GIVEN PROBLEM:
Every line of the records must be repeated exactly; pictures stay out.

EXERCISE INPUTS:
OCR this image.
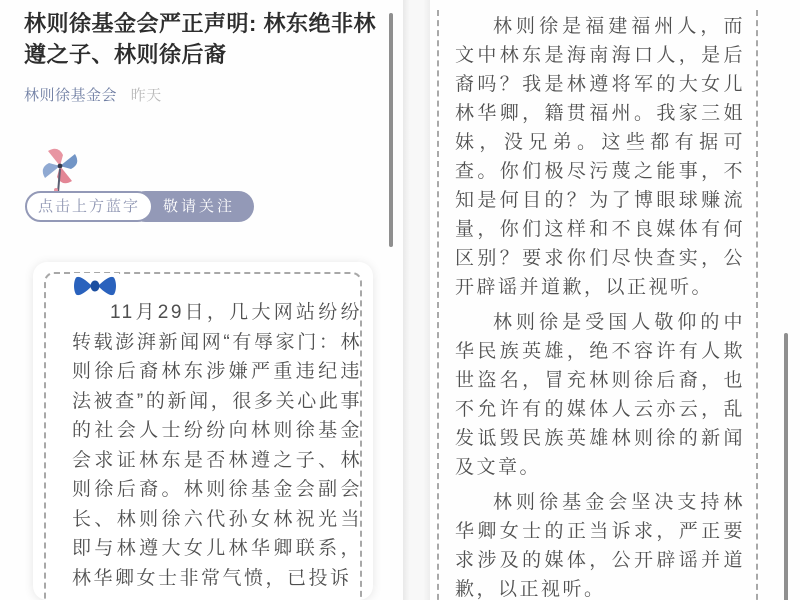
林则徐基金会严正声明: 林东绝非林遵之子、林则徐后裔
林则徐基金会 昨天
敬请关注
点击上方蓝字

11月29日，几大网站纷纷转载澎湃新闻网“有辱家门：林则徐后裔林东涉嫌严重违纪违法被查”的新闻，很多关心此事的社会人士纷纷向林则徐基金会求证林东是否林遵之子、林则徐后裔。林则徐基金会副会长、林则徐六代孙女林祝光当即与林遵大女儿林华卿联系，林华卿女士非常气愤，已投诉

林则徐是福建福州人，而文中林东是海南海口人，是后裔吗？我是林遵将军的大女儿林华卿，籍贯福州。我家三姐妹，没兄弟。这些都有据可查。你们极尽污蔑之能事，不知是何目的？为了博眼球赚流量，你们这样和不良媒体有何区别？要求你们尽快查实，公开辟谣并道歉，以正视听。

林则徐是受国人敬仰的中华民族英雄，绝不容许有人欺世盗名，冒充林则徐后裔，也不允许有的媒体人云亦云，乱发诋毁民族英雄林则徐的新闻及文章。

林则徐基金会坚决支持林华卿女士的正当诉求，严正要求涉及的媒体，公开辟谣并道歉，以正视听。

RESULT OF THIS EXERCISE:
OCR this image.
林则徐基金会严正声明: 林东绝非林遵之子、林则徐后裔
林则徐基金会 昨天
敬请关注
点击上方蓝字

11月29日，几大网站纷纷转载澎湃新闻网“有辱家门：林则徐后裔林东涉嫌严重违纪违法被查”的新闻，很多关心此事的社会人士纷纷向林则徐基金会求证林东是否林遵之子、林则徐后裔。林则徐基金会副会长、林则徐六代孙女林祝光当即与林遵大女儿林华卿联系，林华卿女士非常气愤，已投诉

林则徐是福建福州人，而文中林东是海南海口人，是后裔吗？我是林遵将军的大女儿林华卿，籍贯福州。我家三姐妹，没兄弟。这些都有据可查。你们极尽污蔑之能事，不知是何目的？为了博眼球赚流量，你们这样和不良媒体有何区别？要求你们尽快查实，公开辟谣并道歉，以正视听。

林则徐是受国人敬仰的中华民族英雄，绝不容许有人欺世盗名，冒充林则徐后裔，也不允许有的媒体人云亦云，乱发诋毁民族英雄林则徐的新闻及文章。

林则徐基金会坚决支持林华卿女士的正当诉求，严正要求涉及的媒体，公开辟谣并道歉，以正视听。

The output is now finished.